TASK PROMPT
Reproduce the listing below character for character; drop every image.

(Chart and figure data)
>>>

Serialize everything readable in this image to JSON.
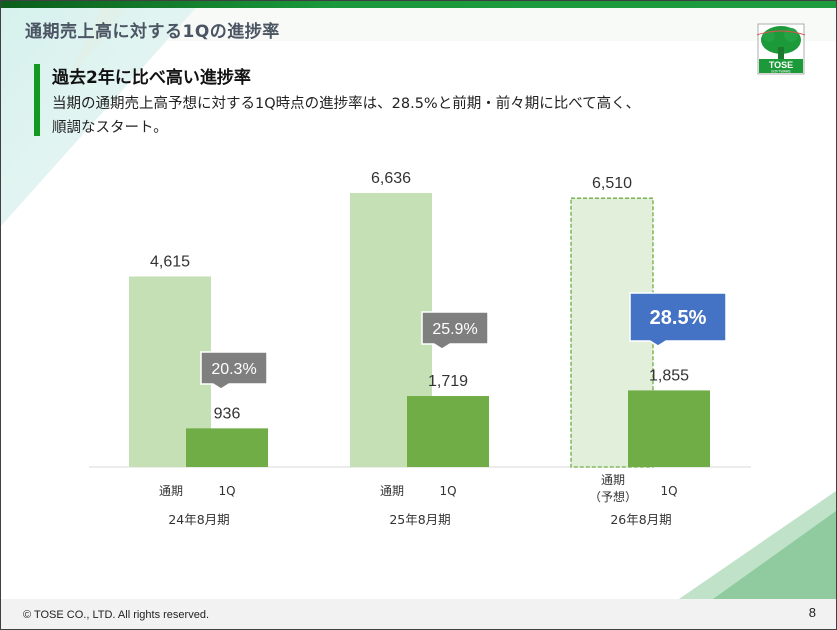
{
  "slide": {
    "title": "通期売上高に対する1Qの進捗率",
    "headline": "過去2年に比べ高い進捗率",
    "body_line1": "当期の通期売上高予想に対する1Q時点の進捗率は、28.5%と前期・前々期に比べて高く、",
    "body_line2": "順調なスタート。",
    "logo_text": "TOSE SOFTWARE",
    "footer": "© TOSE CO., LTD. All rights reserved.",
    "page_number": "8"
  },
  "colors": {
    "annual": "#c5e0b4",
    "annual_forecast": "#e2efda",
    "annual_forecast_border": "#70ad47",
    "q1": "#70ad47",
    "callout_gray": "#7f7f7f",
    "callout_blue": "#4472c4",
    "accent": "#119a1f"
  },
  "chart_data": {
    "type": "bar",
    "title": "",
    "xlabel": "",
    "ylabel": "",
    "ylim": [
      0,
      7000
    ],
    "grid": false,
    "groups": [
      {
        "period": "24年8月期",
        "annual_label": "通期",
        "annual_label2": "",
        "q1_label": "1Q",
        "annual": 4615,
        "annual_text": "4,615",
        "q1": 936,
        "q1_text": "936",
        "rate": "20.3%",
        "forecast": false
      },
      {
        "period": "25年8月期",
        "annual_label": "通期",
        "annual_label2": "",
        "q1_label": "1Q",
        "annual": 6636,
        "annual_text": "6,636",
        "q1": 1719,
        "q1_text": "1,719",
        "rate": "25.9%",
        "forecast": false
      },
      {
        "period": "26年8月期",
        "annual_label": "通期",
        "annual_label2": "（予想）",
        "q1_label": "1Q",
        "annual": 6510,
        "annual_text": "6,510",
        "q1": 1855,
        "q1_text": "1,855",
        "rate": "28.5%",
        "forecast": true
      }
    ]
  }
}
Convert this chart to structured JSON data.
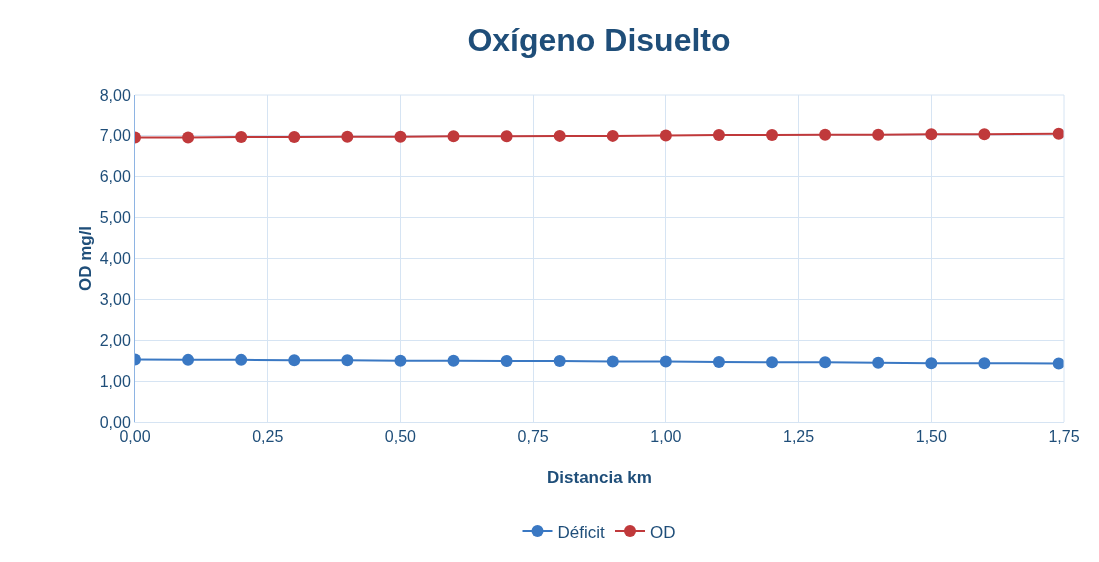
{
  "chart_data": {
    "type": "line",
    "title": "Oxígeno Disuelto",
    "xlabel": "Distancia km",
    "ylabel": "OD mg/l",
    "x": [
      0,
      0.1,
      0.2,
      0.3,
      0.4,
      0.5,
      0.6,
      0.7,
      0.8,
      0.9,
      1.0,
      1.1,
      1.2,
      1.3,
      1.4,
      1.5,
      1.6,
      1.74
    ],
    "series": [
      {
        "name": "Déficit",
        "color": "#3a78c3",
        "values": [
          1.53,
          1.52,
          1.52,
          1.51,
          1.51,
          1.5,
          1.5,
          1.49,
          1.49,
          1.48,
          1.48,
          1.47,
          1.46,
          1.46,
          1.45,
          1.44,
          1.44,
          1.43
        ]
      },
      {
        "name": "OD",
        "color": "#c0393b",
        "values": [
          6.96,
          6.96,
          6.97,
          6.97,
          6.98,
          6.98,
          6.99,
          6.99,
          7.0,
          7.0,
          7.01,
          7.02,
          7.02,
          7.03,
          7.03,
          7.04,
          7.04,
          7.05
        ]
      }
    ],
    "xlim": [
      0,
      1.75
    ],
    "ylim": [
      0,
      8
    ],
    "xticks": [
      {
        "value": 0,
        "label": "0,00"
      },
      {
        "value": 0.25,
        "label": "0,25"
      },
      {
        "value": 0.5,
        "label": "0,50"
      },
      {
        "value": 0.75,
        "label": "0,75"
      },
      {
        "value": 1,
        "label": "1,00"
      },
      {
        "value": 1.25,
        "label": "1,25"
      },
      {
        "value": 1.5,
        "label": "1,50"
      },
      {
        "value": 1.75,
        "label": "1,75"
      }
    ],
    "yticks": [
      {
        "value": 0,
        "label": "0,00"
      },
      {
        "value": 1,
        "label": "1,00"
      },
      {
        "value": 2,
        "label": "2,00"
      },
      {
        "value": 3,
        "label": "3,00"
      },
      {
        "value": 4,
        "label": "4,00"
      },
      {
        "value": 5,
        "label": "5,00"
      },
      {
        "value": 6,
        "label": "6,00"
      },
      {
        "value": 7,
        "label": "7,00"
      },
      {
        "value": 8,
        "label": "8,00"
      }
    ],
    "grid": true,
    "legend": "bottom",
    "marker": "circle",
    "line_style": "solid"
  }
}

<<<

ANSWER TO THE PROBLEM
Serialize everything readable in this image to JSON.
{
  "slide": {
    "title": "通期売上高に対する1Qの進捗率",
    "headline": "過去2年に比べ高い進捗率",
    "body_line1": "当期の通期売上高予想に対する1Q時点の進捗率は、28.5%と前期・前々期に比べて高く、",
    "body_line2": "順調なスタート。",
    "logo_text": "TOSE SOFTWARE",
    "footer": "© TOSE CO., LTD. All rights reserved.",
    "page_number": "8"
  },
  "colors": {
    "annual": "#c5e0b4",
    "annual_forecast": "#e2efda",
    "annual_forecast_border": "#70ad47",
    "q1": "#70ad47",
    "callout_gray": "#7f7f7f",
    "callout_blue": "#4472c4",
    "accent": "#119a1f"
  },
  "chart_data": {
    "type": "bar",
    "title": "",
    "xlabel": "",
    "ylabel": "",
    "ylim": [
      0,
      7000
    ],
    "grid": false,
    "groups": [
      {
        "period": "24年8月期",
        "annual_label": "通期",
        "annual_label2": "",
        "q1_label": "1Q",
        "annual": 4615,
        "annual_text": "4,615",
        "q1": 936,
        "q1_text": "936",
        "rate": "20.3%",
        "forecast": false
      },
      {
        "period": "25年8月期",
        "annual_label": "通期",
        "annual_label2": "",
        "q1_label": "1Q",
        "annual": 6636,
        "annual_text": "6,636",
        "q1": 1719,
        "q1_text": "1,719",
        "rate": "25.9%",
        "forecast": false
      },
      {
        "period": "26年8月期",
        "annual_label": "通期",
        "annual_label2": "（予想）",
        "q1_label": "1Q",
        "annual": 6510,
        "annual_text": "6,510",
        "q1": 1855,
        "q1_text": "1,855",
        "rate": "28.5%",
        "forecast": true
      }
    ]
  }
}
Convert this chart to structured JSON data.
{
  "chart_data": {
    "type": "line",
    "title": "Oxígeno Disuelto",
    "xlabel": "Distancia km",
    "ylabel": "OD mg/l",
    "x": [
      0,
      0.1,
      0.2,
      0.3,
      0.4,
      0.5,
      0.6,
      0.7,
      0.8,
      0.9,
      1.0,
      1.1,
      1.2,
      1.3,
      1.4,
      1.5,
      1.6,
      1.74
    ],
    "series": [
      {
        "name": "Déficit",
        "color": "#3a78c3",
        "values": [
          1.53,
          1.52,
          1.52,
          1.51,
          1.51,
          1.5,
          1.5,
          1.49,
          1.49,
          1.48,
          1.48,
          1.47,
          1.46,
          1.46,
          1.45,
          1.44,
          1.44,
          1.43
        ]
      },
      {
        "name": "OD",
        "color": "#c0393b",
        "values": [
          6.96,
          6.96,
          6.97,
          6.97,
          6.98,
          6.98,
          6.99,
          6.99,
          7.0,
          7.0,
          7.01,
          7.02,
          7.02,
          7.03,
          7.03,
          7.04,
          7.04,
          7.05
        ]
      }
    ],
    "xlim": [
      0,
      1.75
    ],
    "ylim": [
      0,
      8
    ],
    "xticks": [
      {
        "value": 0,
        "label": "0,00"
      },
      {
        "value": 0.25,
        "label": "0,25"
      },
      {
        "value": 0.5,
        "label": "0,50"
      },
      {
        "value": 0.75,
        "label": "0,75"
      },
      {
        "value": 1,
        "label": "1,00"
      },
      {
        "value": 1.25,
        "label": "1,25"
      },
      {
        "value": 1.5,
        "label": "1,50"
      },
      {
        "value": 1.75,
        "label": "1,75"
      }
    ],
    "yticks": [
      {
        "value": 0,
        "label": "0,00"
      },
      {
        "value": 1,
        "label": "1,00"
      },
      {
        "value": 2,
        "label": "2,00"
      },
      {
        "value": 3,
        "label": "3,00"
      },
      {
        "value": 4,
        "label": "4,00"
      },
      {
        "value": 5,
        "label": "5,00"
      },
      {
        "value": 6,
        "label": "6,00"
      },
      {
        "value": 7,
        "label": "7,00"
      },
      {
        "value": 8,
        "label": "8,00"
      }
    ],
    "grid": true,
    "legend": "bottom",
    "marker": "circle",
    "line_style": "solid"
  }
}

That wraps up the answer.